- [Materials provided]:

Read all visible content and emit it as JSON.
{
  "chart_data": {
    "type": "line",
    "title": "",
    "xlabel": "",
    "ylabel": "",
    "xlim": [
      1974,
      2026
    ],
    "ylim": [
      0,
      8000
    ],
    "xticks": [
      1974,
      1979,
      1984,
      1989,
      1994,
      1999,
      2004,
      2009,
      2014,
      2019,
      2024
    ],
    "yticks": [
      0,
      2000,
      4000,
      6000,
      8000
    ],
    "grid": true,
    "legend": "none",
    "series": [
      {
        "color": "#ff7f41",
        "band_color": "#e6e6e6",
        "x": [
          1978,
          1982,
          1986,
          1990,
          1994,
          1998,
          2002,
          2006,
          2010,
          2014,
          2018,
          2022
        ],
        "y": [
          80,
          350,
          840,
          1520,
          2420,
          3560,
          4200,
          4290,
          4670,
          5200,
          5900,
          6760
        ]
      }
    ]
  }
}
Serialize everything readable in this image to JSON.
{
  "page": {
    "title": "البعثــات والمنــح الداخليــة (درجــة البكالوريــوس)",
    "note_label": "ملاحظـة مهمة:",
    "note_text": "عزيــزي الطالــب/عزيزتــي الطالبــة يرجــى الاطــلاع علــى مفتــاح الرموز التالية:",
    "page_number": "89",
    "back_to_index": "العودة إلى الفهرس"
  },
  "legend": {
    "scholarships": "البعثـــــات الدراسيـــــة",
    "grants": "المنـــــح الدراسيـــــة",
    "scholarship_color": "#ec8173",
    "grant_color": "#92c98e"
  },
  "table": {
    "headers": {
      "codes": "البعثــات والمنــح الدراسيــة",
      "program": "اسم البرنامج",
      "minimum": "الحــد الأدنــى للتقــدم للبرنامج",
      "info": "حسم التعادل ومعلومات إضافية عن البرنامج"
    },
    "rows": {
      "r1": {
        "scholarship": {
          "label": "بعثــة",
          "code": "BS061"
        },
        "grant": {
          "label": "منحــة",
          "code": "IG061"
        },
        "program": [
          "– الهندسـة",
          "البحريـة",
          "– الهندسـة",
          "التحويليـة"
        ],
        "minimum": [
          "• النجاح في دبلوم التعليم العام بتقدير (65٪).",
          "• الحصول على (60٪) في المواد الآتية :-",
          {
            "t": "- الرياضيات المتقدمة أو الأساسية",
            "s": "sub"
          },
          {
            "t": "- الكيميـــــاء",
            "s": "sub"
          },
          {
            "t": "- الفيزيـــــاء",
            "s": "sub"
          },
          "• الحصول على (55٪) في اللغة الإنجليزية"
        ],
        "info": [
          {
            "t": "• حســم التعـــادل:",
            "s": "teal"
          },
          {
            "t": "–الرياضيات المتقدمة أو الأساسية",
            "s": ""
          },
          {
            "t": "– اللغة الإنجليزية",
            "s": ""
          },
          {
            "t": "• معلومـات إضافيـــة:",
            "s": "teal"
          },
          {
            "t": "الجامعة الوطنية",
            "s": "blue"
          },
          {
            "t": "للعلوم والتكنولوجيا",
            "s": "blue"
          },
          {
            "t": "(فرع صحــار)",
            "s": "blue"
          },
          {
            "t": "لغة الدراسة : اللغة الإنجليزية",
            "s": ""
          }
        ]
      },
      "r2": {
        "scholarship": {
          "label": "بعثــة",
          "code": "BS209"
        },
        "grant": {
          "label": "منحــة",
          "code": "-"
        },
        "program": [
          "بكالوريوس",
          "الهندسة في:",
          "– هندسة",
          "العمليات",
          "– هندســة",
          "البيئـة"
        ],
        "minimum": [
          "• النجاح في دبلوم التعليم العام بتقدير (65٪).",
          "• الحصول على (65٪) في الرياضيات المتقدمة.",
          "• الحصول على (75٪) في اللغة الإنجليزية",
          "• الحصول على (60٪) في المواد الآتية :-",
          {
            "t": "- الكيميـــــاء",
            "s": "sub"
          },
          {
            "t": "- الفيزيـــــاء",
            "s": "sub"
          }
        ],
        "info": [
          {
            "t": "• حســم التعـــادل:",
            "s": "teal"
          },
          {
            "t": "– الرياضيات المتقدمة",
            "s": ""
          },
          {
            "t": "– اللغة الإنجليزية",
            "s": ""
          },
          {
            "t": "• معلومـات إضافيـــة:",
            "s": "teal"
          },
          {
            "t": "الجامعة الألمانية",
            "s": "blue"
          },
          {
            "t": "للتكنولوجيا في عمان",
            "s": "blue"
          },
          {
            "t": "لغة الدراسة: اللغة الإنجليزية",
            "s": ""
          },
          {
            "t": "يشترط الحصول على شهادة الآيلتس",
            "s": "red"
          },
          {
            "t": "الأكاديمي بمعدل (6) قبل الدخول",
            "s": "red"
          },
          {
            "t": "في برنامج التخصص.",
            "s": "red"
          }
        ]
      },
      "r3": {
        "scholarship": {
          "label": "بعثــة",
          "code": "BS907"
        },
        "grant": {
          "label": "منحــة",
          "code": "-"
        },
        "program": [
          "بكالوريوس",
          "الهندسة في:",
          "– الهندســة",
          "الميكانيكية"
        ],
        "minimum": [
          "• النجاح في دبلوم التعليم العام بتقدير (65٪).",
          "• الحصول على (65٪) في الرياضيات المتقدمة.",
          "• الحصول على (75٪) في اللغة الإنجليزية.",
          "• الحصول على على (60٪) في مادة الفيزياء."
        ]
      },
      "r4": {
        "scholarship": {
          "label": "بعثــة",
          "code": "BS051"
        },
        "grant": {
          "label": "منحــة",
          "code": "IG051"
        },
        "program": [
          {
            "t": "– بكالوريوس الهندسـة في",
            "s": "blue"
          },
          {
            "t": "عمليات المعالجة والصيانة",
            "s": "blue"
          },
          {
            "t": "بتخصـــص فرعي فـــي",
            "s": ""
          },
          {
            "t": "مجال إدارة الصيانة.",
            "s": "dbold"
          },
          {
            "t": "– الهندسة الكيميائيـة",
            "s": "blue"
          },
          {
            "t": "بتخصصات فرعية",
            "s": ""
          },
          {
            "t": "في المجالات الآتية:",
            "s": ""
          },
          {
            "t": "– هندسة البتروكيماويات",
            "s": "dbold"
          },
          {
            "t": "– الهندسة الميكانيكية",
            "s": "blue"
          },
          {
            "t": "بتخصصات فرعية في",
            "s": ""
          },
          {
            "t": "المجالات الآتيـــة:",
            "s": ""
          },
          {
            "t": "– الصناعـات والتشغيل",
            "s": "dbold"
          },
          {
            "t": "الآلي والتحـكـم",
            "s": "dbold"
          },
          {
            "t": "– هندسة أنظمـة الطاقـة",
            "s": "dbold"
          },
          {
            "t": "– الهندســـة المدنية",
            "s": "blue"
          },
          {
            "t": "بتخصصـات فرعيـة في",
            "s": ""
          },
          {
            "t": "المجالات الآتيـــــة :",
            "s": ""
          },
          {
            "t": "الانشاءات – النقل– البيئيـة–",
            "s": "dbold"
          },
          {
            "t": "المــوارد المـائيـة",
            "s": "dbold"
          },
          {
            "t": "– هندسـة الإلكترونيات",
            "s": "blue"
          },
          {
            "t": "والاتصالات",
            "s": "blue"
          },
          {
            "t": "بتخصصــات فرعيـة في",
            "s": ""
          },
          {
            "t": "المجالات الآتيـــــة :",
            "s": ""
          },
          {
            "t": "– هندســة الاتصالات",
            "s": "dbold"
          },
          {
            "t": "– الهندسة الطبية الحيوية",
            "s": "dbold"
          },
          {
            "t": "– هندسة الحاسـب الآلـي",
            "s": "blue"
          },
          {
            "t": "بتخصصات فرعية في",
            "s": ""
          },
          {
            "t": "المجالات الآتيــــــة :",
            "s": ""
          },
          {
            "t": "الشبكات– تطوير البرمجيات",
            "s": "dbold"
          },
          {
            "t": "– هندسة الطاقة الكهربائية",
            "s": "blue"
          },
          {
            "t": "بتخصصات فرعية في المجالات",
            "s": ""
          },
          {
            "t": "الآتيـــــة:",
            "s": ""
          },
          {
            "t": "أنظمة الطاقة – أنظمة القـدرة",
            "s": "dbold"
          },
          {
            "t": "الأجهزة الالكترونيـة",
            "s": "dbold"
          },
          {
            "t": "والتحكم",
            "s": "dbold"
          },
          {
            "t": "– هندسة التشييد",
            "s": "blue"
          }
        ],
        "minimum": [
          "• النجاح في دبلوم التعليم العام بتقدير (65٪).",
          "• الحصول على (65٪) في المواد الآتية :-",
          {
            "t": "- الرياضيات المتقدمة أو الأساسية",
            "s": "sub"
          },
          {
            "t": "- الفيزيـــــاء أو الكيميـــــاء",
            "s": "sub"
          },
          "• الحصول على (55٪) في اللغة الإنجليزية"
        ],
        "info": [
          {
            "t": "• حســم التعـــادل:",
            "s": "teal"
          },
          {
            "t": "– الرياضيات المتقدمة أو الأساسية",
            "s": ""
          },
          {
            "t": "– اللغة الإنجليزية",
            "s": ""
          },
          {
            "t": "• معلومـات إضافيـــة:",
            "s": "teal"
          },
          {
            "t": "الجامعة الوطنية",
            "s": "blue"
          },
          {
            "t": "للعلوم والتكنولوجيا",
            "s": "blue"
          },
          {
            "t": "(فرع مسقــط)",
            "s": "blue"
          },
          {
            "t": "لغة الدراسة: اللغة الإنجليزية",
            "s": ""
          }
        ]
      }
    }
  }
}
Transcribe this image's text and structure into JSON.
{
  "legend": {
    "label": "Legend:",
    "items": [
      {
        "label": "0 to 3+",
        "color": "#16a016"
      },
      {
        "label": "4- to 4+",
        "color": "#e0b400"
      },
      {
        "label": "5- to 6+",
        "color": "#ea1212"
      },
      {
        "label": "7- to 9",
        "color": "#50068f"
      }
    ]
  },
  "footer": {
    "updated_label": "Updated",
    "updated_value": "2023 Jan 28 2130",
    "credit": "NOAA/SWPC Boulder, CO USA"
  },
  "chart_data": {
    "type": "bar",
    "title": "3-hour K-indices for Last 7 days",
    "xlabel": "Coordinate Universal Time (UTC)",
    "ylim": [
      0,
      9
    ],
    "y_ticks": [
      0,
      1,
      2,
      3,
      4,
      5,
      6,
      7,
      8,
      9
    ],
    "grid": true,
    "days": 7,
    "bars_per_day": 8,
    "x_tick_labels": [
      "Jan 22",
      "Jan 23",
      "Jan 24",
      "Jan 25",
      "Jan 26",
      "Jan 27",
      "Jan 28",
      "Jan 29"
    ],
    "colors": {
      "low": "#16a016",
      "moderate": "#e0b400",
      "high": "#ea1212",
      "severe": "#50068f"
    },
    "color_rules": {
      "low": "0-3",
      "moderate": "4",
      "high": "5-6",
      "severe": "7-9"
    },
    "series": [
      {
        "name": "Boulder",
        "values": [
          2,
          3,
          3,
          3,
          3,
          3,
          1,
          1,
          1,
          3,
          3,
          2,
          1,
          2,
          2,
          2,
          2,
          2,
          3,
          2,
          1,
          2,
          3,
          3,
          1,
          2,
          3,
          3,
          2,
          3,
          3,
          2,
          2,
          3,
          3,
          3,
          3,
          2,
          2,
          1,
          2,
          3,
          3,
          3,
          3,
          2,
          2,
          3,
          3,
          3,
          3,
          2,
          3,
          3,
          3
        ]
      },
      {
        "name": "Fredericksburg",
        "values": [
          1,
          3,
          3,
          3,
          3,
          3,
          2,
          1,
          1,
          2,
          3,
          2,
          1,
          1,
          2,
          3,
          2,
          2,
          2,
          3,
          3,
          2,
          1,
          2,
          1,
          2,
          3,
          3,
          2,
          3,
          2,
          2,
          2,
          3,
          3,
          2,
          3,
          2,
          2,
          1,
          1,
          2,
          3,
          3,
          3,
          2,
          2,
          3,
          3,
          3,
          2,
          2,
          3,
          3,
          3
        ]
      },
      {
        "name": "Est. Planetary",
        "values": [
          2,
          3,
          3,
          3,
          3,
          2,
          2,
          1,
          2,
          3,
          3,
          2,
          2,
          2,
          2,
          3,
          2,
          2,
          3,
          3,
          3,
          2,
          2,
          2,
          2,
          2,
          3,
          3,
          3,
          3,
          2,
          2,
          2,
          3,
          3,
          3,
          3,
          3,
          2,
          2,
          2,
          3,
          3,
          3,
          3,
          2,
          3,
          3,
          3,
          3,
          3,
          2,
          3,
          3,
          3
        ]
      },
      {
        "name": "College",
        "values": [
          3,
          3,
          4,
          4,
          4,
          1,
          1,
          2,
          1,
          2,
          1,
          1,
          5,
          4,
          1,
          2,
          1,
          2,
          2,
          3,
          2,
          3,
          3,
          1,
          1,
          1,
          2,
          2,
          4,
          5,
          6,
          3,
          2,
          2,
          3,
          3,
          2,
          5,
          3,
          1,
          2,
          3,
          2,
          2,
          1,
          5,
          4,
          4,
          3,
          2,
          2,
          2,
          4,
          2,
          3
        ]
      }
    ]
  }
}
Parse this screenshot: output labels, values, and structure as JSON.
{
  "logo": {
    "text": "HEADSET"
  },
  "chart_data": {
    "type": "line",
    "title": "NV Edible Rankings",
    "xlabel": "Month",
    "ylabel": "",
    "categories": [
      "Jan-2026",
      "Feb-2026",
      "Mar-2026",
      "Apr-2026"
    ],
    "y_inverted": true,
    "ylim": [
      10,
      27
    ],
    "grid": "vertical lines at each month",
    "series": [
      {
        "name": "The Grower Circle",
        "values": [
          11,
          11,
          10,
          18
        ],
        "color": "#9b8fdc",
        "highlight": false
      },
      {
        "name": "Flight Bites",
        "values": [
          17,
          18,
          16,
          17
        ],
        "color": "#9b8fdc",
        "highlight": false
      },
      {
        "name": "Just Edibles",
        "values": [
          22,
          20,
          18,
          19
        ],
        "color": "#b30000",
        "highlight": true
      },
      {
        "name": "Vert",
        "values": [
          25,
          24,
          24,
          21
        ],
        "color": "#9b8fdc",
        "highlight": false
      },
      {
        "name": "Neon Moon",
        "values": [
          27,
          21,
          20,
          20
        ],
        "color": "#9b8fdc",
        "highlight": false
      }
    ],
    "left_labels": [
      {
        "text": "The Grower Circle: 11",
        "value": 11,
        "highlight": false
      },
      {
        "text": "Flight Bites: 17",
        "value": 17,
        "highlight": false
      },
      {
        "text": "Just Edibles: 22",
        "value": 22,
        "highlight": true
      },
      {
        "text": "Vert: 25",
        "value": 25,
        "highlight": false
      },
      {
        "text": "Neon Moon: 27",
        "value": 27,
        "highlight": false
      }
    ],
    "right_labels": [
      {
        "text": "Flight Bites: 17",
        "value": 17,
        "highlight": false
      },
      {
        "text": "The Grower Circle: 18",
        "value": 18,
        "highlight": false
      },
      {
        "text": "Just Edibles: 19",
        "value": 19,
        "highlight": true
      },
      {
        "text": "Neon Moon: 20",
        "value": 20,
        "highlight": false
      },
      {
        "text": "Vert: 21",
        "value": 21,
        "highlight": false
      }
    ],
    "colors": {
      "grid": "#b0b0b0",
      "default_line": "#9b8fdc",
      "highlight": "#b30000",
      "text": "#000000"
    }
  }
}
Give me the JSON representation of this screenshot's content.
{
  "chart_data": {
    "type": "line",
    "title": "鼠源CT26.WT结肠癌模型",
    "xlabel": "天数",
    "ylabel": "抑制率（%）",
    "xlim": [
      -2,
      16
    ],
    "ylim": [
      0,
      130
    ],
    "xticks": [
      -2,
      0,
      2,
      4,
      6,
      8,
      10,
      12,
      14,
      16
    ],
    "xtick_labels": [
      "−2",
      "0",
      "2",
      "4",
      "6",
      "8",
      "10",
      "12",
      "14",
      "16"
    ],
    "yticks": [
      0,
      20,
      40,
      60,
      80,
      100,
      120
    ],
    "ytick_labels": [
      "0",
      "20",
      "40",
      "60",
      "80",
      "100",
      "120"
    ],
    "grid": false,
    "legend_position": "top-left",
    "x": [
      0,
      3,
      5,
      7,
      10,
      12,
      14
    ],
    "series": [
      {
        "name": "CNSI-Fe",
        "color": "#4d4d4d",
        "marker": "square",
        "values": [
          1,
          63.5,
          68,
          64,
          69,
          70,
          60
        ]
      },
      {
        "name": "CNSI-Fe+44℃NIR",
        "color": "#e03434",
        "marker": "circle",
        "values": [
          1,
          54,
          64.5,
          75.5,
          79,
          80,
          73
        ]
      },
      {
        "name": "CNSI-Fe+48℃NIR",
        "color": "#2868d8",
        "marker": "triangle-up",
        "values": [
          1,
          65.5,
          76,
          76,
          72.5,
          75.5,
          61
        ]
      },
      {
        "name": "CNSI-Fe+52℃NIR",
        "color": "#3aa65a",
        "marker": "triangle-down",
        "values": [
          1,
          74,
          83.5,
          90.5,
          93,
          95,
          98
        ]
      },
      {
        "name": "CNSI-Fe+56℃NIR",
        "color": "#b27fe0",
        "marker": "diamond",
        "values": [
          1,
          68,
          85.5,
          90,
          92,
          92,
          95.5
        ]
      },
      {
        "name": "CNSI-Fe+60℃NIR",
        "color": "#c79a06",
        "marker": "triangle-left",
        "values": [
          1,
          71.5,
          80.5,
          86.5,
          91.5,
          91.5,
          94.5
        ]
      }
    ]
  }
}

- [Task requirements]:
Select every line in the material above where the string "البرنامج" occurs, and copy it.

- [Exercise output]:
      "program": "اسم البرنامج",
      "info": "حسم التعادل ومعلومات إضافية عن البرنامج"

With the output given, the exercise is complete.